§ **EXERCISE GOAL**:
Pull out all lines from the listing below in which the word "arranged" appears.

§ **GIVEN RECORDS**:
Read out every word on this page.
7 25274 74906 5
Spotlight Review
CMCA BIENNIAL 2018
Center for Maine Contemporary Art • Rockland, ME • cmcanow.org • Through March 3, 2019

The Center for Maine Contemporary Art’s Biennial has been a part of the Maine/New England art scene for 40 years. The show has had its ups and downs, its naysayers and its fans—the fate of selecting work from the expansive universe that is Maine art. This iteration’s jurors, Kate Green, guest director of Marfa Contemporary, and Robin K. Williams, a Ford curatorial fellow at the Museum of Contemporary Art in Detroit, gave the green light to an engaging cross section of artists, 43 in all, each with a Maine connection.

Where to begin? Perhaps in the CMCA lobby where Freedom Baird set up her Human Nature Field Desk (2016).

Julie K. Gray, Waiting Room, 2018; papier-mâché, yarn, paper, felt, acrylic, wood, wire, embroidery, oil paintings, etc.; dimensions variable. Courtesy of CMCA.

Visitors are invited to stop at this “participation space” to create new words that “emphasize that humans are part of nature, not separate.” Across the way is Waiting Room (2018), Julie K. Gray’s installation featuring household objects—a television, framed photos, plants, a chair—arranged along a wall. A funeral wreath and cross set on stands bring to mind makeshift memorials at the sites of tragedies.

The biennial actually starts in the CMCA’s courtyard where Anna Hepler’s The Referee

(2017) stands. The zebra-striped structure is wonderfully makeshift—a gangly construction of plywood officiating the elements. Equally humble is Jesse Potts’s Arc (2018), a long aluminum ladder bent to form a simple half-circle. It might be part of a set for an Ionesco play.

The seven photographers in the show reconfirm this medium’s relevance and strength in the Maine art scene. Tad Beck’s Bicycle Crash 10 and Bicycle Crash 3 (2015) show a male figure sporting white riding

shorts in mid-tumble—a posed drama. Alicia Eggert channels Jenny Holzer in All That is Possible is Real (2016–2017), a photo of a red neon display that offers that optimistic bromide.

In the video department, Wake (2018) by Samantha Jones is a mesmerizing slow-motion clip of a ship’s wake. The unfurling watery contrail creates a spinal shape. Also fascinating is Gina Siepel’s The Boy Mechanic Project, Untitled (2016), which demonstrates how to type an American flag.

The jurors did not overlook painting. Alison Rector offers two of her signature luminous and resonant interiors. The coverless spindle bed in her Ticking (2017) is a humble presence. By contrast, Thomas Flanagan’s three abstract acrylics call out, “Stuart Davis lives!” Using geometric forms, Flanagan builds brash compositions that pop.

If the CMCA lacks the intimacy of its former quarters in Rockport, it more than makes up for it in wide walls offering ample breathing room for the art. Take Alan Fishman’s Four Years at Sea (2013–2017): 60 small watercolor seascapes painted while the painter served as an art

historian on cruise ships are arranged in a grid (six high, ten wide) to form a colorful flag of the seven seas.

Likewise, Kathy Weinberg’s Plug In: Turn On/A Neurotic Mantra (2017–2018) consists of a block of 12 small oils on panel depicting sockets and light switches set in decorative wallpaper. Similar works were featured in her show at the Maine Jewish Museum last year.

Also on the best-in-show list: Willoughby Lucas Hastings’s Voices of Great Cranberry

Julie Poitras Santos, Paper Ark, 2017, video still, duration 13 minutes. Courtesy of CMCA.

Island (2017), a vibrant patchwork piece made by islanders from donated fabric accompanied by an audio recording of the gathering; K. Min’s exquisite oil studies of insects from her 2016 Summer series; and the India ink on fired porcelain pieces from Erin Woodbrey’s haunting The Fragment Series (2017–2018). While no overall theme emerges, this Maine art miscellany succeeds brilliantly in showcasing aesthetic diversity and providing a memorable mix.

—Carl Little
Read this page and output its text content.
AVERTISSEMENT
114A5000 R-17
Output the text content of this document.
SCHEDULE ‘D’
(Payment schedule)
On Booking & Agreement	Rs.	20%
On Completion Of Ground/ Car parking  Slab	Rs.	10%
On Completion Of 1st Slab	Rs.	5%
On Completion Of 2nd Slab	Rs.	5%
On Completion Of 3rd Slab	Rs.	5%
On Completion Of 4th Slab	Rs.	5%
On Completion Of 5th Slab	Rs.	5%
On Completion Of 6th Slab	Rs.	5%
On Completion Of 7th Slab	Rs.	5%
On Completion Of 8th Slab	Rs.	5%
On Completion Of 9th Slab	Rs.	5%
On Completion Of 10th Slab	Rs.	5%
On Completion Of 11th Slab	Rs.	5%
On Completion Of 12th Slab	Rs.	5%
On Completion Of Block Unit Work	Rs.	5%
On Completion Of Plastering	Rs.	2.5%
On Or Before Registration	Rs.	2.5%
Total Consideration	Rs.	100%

§ **ANSWER FOR THE TASK**:
Visitors are invited to stop at this “participation space” to create new words that “emphasize that humans are part of nature, not separate.” Across the way is Waiting Room (2018), Julie K. Gray’s installation featuring household objects—a television, framed photos, plants, a chair—arranged along a wall. A funeral wreath and cross set on stands bring to mind makeshift memorials at the sites of tragedies.
historian on cruise ships are arranged in a grid (six high, ten wide) to form a colorful flag of the seven seas.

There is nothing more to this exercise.